• Task to carry out: Reproduce every line of the listing as written, apart from the pictures.

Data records
# # # # # # #

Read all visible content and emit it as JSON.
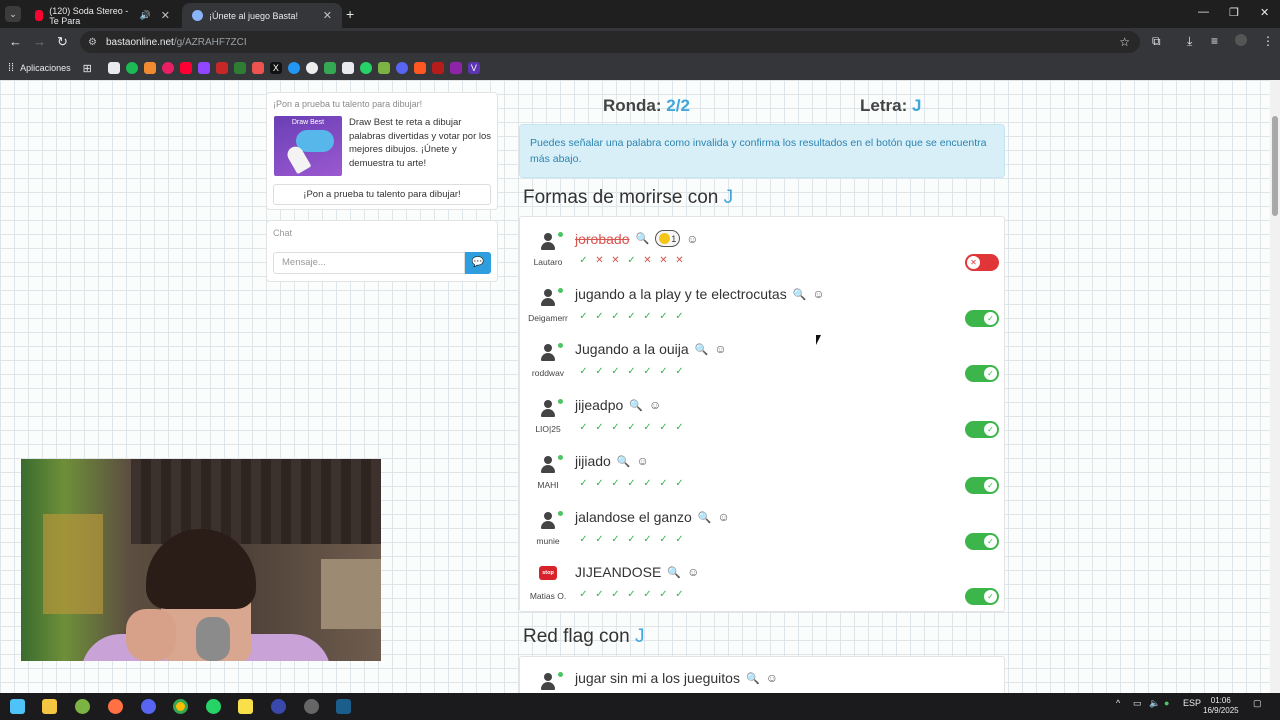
{
  "browser": {
    "tabs": [
      {
        "label": "(120) Soda Stereo - Te Para",
        "active": false
      },
      {
        "label": "¡Únete al juego Basta!",
        "active": true
      }
    ],
    "url_host": "bastaonline.net",
    "url_path": "/g/AZRAHF7ZCI",
    "bookmarks_label": "Aplicaciones"
  },
  "promo": {
    "title": "¡Pon a prueba tu talento para dibujar!",
    "image_label": "Draw Best",
    "description": "Draw Best te reta a dibujar palabras divertidas y votar por los mejores dibujos. ¡Únete y demuestra tu arte!",
    "button": "¡Pon a prueba tu talento para dibujar!"
  },
  "chat": {
    "title": "Chat",
    "placeholder": "Mensaje..."
  },
  "game": {
    "round_label": "Ronda:",
    "round_value": "2/2",
    "letter_label": "Letra:",
    "letter_value": "J",
    "info": "Puedes señalar una palabra como invalida y confirma los resultados en el botón que se encuentra más abajo."
  },
  "categories": [
    {
      "title": "Formas de morirse con",
      "letter": "J",
      "answers": [
        {
          "user": "Lautaro",
          "word": "jorobado",
          "invalid": true,
          "reaction_count": "1",
          "votes": [
            "ok",
            "no",
            "no",
            "ok",
            "no",
            "no",
            "no"
          ],
          "valid": false
        },
        {
          "user": "Deigamerr",
          "word": "jugando a la play y te electrocutas",
          "invalid": false,
          "votes": [
            "ok",
            "ok",
            "ok",
            "ok",
            "ok",
            "ok",
            "ok"
          ],
          "valid": true
        },
        {
          "user": "roddwav",
          "word": "Jugando a la ouija",
          "invalid": false,
          "votes": [
            "ok",
            "ok",
            "ok",
            "ok",
            "ok",
            "ok",
            "ok"
          ],
          "valid": true
        },
        {
          "user": "LIO|25",
          "word": "jijeadpo",
          "invalid": false,
          "votes": [
            "ok",
            "ok",
            "ok",
            "ok",
            "ok",
            "ok",
            "ok"
          ],
          "valid": true
        },
        {
          "user": "MAHI",
          "word": "jijiado",
          "invalid": false,
          "votes": [
            "ok",
            "ok",
            "ok",
            "ok",
            "ok",
            "ok",
            "ok"
          ],
          "valid": true
        },
        {
          "user": "munie",
          "word": "jalandose el ganzo",
          "invalid": false,
          "votes": [
            "ok",
            "ok",
            "ok",
            "ok",
            "ok",
            "ok",
            "ok"
          ],
          "valid": true
        },
        {
          "user": "Matias O.",
          "word": "JIJEANDOSE",
          "invalid": false,
          "stop_badge": "stop",
          "votes": [
            "ok",
            "ok",
            "ok",
            "ok",
            "ok",
            "ok",
            "ok"
          ],
          "valid": true
        }
      ]
    },
    {
      "title": "Red flag con",
      "letter": "J",
      "answers": [
        {
          "user": "",
          "word": "jugar sin mi a los jueguitos",
          "invalid": false,
          "votes": [],
          "valid": true
        }
      ]
    }
  ],
  "taskbar": {
    "lang": "ESP",
    "time": "01:06",
    "date": "16/9/2025"
  },
  "colors": {
    "accent": "#3fa7dc",
    "valid": "#3cb54a",
    "invalid": "#e0363a"
  }
}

# # # # # # #

• Task output:
Read all visible content and emit it as JSON.
{
  "browser": {
    "tabs": [
      {
        "label": "(120) Soda Stereo - Te Para",
        "active": false
      },
      {
        "label": "¡Únete al juego Basta!",
        "active": true
      }
    ],
    "url_host": "bastaonline.net",
    "url_path": "/g/AZRAHF7ZCI",
    "bookmarks_label": "Aplicaciones"
  },
  "promo": {
    "title": "¡Pon a prueba tu talento para dibujar!",
    "image_label": "Draw Best",
    "description": "Draw Best te reta a dibujar palabras divertidas y votar por los mejores dibujos. ¡Únete y demuestra tu arte!",
    "button": "¡Pon a prueba tu talento para dibujar!"
  },
  "chat": {
    "title": "Chat",
    "placeholder": "Mensaje..."
  },
  "game": {
    "round_label": "Ronda:",
    "round_value": "2/2",
    "letter_label": "Letra:",
    "letter_value": "J",
    "info": "Puedes señalar una palabra como invalida y confirma los resultados en el botón que se encuentra más abajo."
  },
  "categories": [
    {
      "title": "Formas de morirse con",
      "letter": "J",
      "answers": [
        {
          "user": "Lautaro",
          "word": "jorobado",
          "invalid": true,
          "reaction_count": "1",
          "votes": [
            "ok",
            "no",
            "no",
            "ok",
            "no",
            "no",
            "no"
          ],
          "valid": false
        },
        {
          "user": "Deigamerr",
          "word": "jugando a la play y te electrocutas",
          "invalid": false,
          "votes": [
            "ok",
            "ok",
            "ok",
            "ok",
            "ok",
            "ok",
            "ok"
          ],
          "valid": true
        },
        {
          "user": "roddwav",
          "word": "Jugando a la ouija",
          "invalid": false,
          "votes": [
            "ok",
            "ok",
            "ok",
            "ok",
            "ok",
            "ok",
            "ok"
          ],
          "valid": true
        },
        {
          "user": "LIO|25",
          "word": "jijeadpo",
          "invalid": false,
          "votes": [
            "ok",
            "ok",
            "ok",
            "ok",
            "ok",
            "ok",
            "ok"
          ],
          "valid": true
        },
        {
          "user": "MAHI",
          "word": "jijiado",
          "invalid": false,
          "votes": [
            "ok",
            "ok",
            "ok",
            "ok",
            "ok",
            "ok",
            "ok"
          ],
          "valid": true
        },
        {
          "user": "munie",
          "word": "jalandose el ganzo",
          "invalid": false,
          "votes": [
            "ok",
            "ok",
            "ok",
            "ok",
            "ok",
            "ok",
            "ok"
          ],
          "valid": true
        },
        {
          "user": "Matias O.",
          "word": "JIJEANDOSE",
          "invalid": false,
          "stop_badge": "stop",
          "votes": [
            "ok",
            "ok",
            "ok",
            "ok",
            "ok",
            "ok",
            "ok"
          ],
          "valid": true
        }
      ]
    },
    {
      "title": "Red flag con",
      "letter": "J",
      "answers": [
        {
          "user": "",
          "word": "jugar sin mi a los jueguitos",
          "invalid": false,
          "votes": [],
          "valid": true
        }
      ]
    }
  ],
  "taskbar": {
    "lang": "ESP",
    "time": "01:06",
    "date": "16/9/2025"
  },
  "colors": {
    "accent": "#3fa7dc",
    "valid": "#3cb54a",
    "invalid": "#e0363a"
  }
}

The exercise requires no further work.